Posted on:July 26, 2025 at 12:00 AM

Introduction

Donald Trump’s re-emergence isn’t an aberration, but rather a consequence. His recent foreign policy posturing and nationalist rhetoric reflect a deeper, systemic failure which stems from the erosion of democratic vigilance, both among political elites and the general public. When citizens are demoralised and disengaged, institutions can easily normalise extremism; and once that’s done, the door is left wide open for banality to breed danger — again!

In a world unraveling at its seams, where civilians are shot dead for queuing up for bread in Gaza and entire cities in Ukraine are flattened under the illusion of ceasefire diplomacy, one man still believes that image is strategy.

Donald Trump’s recent proclamations on “ending all wars” sound less like statesmanship and more like campaign-season engineering to manipulate the masses with statements that are stripped of empathy and complexity, and actions that are devoid of any grasp of realpolitik. In Gaza, starvation is being used as a silent weapon for bargain [July 2025]. In Ukraine, peace can’t be dictated by someone who refuses to understand that Putin’s war machine won’t stop until it extracts a symbolic — if not territorial — victory [2022…2025…~]. Trump, meanwhile, calls for superficial ceasefires as if ceasefires were just another clause in a real estate contract.

[Document structure recognition data]

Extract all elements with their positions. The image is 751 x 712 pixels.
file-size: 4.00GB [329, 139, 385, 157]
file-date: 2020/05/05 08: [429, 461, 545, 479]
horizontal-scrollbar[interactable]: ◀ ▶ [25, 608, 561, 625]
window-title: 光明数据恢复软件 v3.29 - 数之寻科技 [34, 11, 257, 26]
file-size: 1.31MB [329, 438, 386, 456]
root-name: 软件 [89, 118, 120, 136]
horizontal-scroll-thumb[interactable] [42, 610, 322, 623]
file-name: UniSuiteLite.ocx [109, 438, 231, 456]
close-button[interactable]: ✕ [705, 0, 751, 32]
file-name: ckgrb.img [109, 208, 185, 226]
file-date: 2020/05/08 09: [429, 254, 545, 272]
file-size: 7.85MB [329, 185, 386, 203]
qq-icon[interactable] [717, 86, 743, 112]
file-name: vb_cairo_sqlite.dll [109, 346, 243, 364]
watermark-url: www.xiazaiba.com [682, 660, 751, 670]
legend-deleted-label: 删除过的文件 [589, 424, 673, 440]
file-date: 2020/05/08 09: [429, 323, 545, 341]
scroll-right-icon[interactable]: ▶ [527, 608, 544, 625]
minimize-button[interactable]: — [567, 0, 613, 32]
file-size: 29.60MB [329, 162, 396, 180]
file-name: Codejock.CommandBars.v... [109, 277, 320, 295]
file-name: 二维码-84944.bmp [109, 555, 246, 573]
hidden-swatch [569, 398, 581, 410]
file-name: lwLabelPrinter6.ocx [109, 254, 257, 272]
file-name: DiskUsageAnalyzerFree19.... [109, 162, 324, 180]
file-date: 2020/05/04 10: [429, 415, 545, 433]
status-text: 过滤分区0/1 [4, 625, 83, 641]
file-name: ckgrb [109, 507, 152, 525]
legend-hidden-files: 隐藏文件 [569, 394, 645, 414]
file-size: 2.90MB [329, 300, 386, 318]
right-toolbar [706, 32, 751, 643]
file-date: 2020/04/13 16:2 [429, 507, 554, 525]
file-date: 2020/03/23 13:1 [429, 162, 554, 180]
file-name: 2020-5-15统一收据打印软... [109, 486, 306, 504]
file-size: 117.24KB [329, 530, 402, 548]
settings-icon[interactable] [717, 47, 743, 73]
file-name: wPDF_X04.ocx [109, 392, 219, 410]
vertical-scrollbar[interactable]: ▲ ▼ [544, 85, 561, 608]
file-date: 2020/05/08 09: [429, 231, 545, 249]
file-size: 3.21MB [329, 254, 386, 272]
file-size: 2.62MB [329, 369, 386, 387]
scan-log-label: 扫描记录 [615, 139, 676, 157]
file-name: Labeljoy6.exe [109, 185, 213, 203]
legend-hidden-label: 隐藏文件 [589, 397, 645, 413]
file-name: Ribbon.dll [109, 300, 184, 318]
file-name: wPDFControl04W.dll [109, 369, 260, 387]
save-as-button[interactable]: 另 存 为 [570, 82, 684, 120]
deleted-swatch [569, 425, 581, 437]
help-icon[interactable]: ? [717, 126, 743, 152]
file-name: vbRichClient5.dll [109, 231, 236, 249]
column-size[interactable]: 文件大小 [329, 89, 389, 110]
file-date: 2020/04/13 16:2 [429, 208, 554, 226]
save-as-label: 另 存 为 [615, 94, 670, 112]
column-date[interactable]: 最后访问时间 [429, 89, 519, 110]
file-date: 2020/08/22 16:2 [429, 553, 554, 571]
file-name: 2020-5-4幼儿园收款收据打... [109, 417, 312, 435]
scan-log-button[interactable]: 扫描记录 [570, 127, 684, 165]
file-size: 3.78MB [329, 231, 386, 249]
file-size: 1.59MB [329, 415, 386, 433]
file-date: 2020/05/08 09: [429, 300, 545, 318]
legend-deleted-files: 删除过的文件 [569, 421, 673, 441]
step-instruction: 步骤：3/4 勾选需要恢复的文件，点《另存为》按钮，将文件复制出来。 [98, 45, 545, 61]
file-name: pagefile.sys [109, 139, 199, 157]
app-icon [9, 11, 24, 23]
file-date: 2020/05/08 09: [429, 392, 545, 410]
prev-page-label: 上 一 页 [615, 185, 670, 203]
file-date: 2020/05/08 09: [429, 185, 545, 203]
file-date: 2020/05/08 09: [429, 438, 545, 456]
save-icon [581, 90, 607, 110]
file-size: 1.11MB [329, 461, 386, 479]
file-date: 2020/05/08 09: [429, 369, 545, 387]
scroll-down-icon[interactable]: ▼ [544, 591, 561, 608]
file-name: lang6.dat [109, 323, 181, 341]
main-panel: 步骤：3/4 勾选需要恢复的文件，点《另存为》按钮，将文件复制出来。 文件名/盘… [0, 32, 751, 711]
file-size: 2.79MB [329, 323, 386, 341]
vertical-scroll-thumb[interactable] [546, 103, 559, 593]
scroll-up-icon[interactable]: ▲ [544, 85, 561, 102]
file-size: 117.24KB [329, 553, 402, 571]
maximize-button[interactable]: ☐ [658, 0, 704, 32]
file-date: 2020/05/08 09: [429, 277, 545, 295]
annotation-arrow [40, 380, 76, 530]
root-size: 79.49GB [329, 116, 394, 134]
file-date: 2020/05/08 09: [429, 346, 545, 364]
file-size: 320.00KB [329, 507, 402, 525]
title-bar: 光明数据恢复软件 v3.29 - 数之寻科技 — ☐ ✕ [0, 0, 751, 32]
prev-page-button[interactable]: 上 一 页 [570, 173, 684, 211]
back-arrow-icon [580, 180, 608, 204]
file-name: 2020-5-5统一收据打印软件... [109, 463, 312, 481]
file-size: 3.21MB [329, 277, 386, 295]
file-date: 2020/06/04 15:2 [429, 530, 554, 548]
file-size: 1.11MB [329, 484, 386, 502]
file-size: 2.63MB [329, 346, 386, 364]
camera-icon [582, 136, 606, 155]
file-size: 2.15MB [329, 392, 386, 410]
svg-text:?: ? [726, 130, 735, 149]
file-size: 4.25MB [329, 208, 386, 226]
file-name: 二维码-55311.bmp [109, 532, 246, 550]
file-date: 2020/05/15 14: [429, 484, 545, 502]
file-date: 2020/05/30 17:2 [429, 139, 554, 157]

[ACTIVITY] Extend the opinion piece on Donald Trump's foreign policy with a few paragraphs that pick up right after its final sentence and keep its argument and tone.

[SOLVED PROBLEM]
But this moment isn’t just about him; he is a symptom of a deeper issue our society is grappling with. It’s about what we’ve normalised. In Mein Kampf, Hitler lays out a blueprint: inflate national pride, create an “us vs them,” promise restoration of greatness, and rally the disillusioned behind a single enemy. America heard echoes of that in “Make America Great Again” and “America First” — hooks that are steeped in nostalgia and built on the backs of immigrants, minorities, and outsiders. When you strip the historical context away, nationalism always sounds noble. But history has warned us many times that it rarely ends that way.

A Story We’ve Seen Before

The American economy is groaning under the weight of its own contradictions. Public debt has ballooned far beyond projections, and a storm is quietly forming on the economic horizon. But if you ask Donald Trump, everything’s fine — just blame the immigrants, start another war, and demand Europe spend more on tanks. Problem solved. What passes for strategy in Trump’s world is little more than misdirection at its core; a transparent attempt to distract from looming financial catastrophe. The debt crisis isn’t just fiscal — it’s ideological. Rather than confront the unsustainable trajectory of tax cuts, endless subsidies for the ultra-wealthy, and a hollowed-out middle class, Trump has chosen the oldest political trick in the book: create enemies.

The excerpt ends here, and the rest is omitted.